■ **TEXT SEGMENT**
==*==
Published on SmartGreen Post in English and Italian
Industrial production of animal products is a source of diseases and the next pandemic might spark from poultry, say the world’s leading authorities in emerging zoonotic diseases.
Already in 2004, the World Health Organization (WHO), the Food and Agriculture Organization (FAO), and the World Organization for Animal Health (OIE) had declared that the primary cause of pandemics is to be found in “increasing demand for animal protein” which leads to an escalation in animal intensive farming.
Particularly, the current growing demand for white meat and thus the intensive chicken production threat the next looming pandemic in the poultry sector, according to global health experts.
“Industrial production of, and growing demand for, animal products carries a far greater risk than specifically wet markets,” said Dr Talia Raphaely, author and research supervisor at the Curtin University Sustainability Policy Institute in Perth, in an interview with SmartGreen Post.
The American Public Health Association recently called for a de-intensification of intensive animal factory farming to prevent future pandemics risks, and a paper in the Annals of the New York Academy of Sciences suggested to lower densities of animals within factory farms.
“Yet, bizarrely, despite the global scientific community’s recognition that both the current pandemic and forecasts of even worse future pandemics are directly linked to intensive production of animal products, ceasing to eat meat, or at least radically limit the quantity eaten, remains largely ignored as a preventative measure,” Raphaely added.
In fact, despite the FAO’s prediction that COVID-19 will cause the biggest retreat for global meat-eating in nine years, experts have not witnessed a real drop in demand.
“There is no clear evidence or reason to believe the current pandemic has in any way made a meaningful impact on the way humanity considers the consumption of animal products,” continued Raphaely. “This wide-spread general lack of awareness and connection I find terrifying because individual food choices don’t just affect our personal health but our global health.”
A reduction in meat consumption not only would prevent the risk of future zoonotic diseases, but also have immediate benefits for the environment by reducing greenhouse gas emissions, land use and water pollution.
Professor Dora Marinova, director of the Curtin University Sustainability Policy Institute, explained to SmartGreen Post that livestock is a major source of methane, a greenhouse gas which has an estimated 84 times higher global warming potential than CO2.
Also, over 27% of the available land on this planet has been converted for animal grazing and animal feed production, compared to only 7% of land used for direct human consumption.
“By doing this land conversion, humanity is encroaching and destroying the habitat of other species,” said Marinova. “We have little respect for their needs and also how important biodiversity is for us and this planet.”
However, an increase in food innovations and meat substitutes shows that the change might come from within the industry. Even the world’s major meat producers, such as Perdue, Tyson, Cargill and Smithfield, recently joined the meat-reduction revolution by launching on the market new plant-based alternatives.
Particularly during COVID-19 ‘faux meat’ consumption spiked with sales in America increasing up to 264% since March. In fact, while farmers and slaughterhouses were struggling to respond to the outbreak, companies like Impossible Foods and Beyond Meat could scale up their production of meat substitutes.
“COVID-19 is a warning and a call for humans to reconsider and re-conceptualise their relationships with nature,” said Marinova, “to re-embed and re-integrate ourselves back in nature and live psychologically and technologically within the Earth’s natural systems, including our food production.”
Both her and Raphaely have faith in the changes in the industry, grassroots groups, and new generations’ awareness, but they agree that governments play a crucial role in directing consumers’ food choices.
They believe that the issue has not been addressed with appropriate urgency and call for a more transparent communication about the link between diet, climate change and pandemics.
“Only when governments, global leaders, and leadership bodies have the courage to step up and communicate the science and the truth and stimulate and incentivise change, will there be widespread responsible, ethical dietary choices and increasing global environmental and human wellbeing,” concluded Raphaely.
==*==
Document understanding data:

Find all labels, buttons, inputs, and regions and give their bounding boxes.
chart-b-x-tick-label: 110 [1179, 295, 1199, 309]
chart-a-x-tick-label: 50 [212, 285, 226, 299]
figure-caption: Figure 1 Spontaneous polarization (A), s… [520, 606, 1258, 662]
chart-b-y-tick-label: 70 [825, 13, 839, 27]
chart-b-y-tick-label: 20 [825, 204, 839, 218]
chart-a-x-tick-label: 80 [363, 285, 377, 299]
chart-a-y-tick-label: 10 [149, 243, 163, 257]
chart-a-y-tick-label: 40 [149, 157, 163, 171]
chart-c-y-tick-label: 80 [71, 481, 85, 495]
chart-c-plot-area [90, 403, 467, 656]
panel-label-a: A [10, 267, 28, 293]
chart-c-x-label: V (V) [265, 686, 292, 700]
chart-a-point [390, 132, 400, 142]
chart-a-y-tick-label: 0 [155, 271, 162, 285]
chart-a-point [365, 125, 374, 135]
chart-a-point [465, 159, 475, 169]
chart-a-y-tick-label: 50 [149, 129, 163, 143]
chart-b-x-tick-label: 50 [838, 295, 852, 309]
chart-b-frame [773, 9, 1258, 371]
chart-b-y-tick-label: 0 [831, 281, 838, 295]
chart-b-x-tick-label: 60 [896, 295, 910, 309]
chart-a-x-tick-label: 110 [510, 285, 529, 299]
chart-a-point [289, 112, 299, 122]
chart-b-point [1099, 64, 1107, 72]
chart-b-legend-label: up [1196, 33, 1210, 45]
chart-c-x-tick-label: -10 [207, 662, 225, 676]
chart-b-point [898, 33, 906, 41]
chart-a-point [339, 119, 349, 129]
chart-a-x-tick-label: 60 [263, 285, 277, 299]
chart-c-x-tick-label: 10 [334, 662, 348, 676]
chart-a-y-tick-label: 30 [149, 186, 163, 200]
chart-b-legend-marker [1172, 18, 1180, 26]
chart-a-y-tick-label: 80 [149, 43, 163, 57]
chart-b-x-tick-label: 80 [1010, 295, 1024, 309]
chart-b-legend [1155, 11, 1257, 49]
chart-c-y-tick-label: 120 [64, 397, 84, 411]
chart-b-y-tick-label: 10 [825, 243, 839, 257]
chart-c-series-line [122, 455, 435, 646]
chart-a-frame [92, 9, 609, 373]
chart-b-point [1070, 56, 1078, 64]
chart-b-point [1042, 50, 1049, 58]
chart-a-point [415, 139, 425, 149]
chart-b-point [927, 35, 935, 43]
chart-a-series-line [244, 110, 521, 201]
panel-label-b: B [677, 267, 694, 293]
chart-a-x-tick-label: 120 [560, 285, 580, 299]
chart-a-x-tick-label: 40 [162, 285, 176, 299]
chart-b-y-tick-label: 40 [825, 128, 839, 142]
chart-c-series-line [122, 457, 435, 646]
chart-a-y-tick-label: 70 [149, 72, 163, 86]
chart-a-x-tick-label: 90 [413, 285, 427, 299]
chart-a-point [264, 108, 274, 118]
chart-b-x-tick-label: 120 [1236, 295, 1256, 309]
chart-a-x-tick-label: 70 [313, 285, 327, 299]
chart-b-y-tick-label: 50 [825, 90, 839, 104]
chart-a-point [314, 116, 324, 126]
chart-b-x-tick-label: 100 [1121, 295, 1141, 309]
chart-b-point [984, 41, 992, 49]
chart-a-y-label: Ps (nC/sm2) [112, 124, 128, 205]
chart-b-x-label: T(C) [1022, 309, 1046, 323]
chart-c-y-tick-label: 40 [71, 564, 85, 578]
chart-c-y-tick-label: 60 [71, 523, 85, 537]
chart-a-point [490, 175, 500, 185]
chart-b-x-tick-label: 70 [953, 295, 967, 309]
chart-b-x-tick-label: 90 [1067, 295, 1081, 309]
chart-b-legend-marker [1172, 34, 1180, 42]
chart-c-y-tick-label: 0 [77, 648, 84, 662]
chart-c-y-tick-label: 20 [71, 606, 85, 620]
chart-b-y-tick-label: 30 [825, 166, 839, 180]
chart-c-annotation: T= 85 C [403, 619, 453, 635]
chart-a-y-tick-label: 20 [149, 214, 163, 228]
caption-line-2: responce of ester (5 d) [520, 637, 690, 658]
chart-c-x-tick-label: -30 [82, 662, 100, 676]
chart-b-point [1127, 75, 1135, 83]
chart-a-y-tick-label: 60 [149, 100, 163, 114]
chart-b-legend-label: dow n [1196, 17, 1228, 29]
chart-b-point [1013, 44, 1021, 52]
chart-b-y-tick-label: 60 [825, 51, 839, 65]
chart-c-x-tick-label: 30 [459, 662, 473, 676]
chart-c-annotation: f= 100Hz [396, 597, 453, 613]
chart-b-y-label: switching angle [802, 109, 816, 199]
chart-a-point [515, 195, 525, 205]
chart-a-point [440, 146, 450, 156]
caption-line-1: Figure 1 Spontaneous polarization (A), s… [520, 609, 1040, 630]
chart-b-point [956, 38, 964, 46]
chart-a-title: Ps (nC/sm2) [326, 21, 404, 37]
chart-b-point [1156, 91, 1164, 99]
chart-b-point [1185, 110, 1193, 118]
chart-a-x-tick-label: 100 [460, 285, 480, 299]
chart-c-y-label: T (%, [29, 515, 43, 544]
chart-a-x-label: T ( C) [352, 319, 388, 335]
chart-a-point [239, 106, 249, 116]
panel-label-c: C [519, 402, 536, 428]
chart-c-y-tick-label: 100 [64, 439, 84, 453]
==*==
■ **DIRECTIONS FOR THIS TASK**
Rewrite the stretch of the article on meat production and pandemics from "Particularly during COVID-19" through "consumers’ food choices.", putting "meatpacking plants" in place of "slaughterhouses".

■ **FINISHED EXERCISE**
Particularly during COVID-19 ‘faux meat’ consumption spiked with sales in America increasing up to 264% since March. In fact, while farmers and meatpacking plants were struggling to respond to the outbreak, companies like Impossible Foods and Beyond Meat could scale up their production of meat substitutes.
“COVID-19 is a warning and a call for humans to reconsider and re-conceptualise their relationships with nature,” said Marinova, “to re-embed and re-integrate ourselves back in nature and live psychologically and technologically within the Earth’s natural systems, including our food production.”
Both her and Raphaely have faith in the changes in the industry, grassroots groups, and new generations’ awareness, but they agree that governments play a crucial role in directing consumers’ food choices.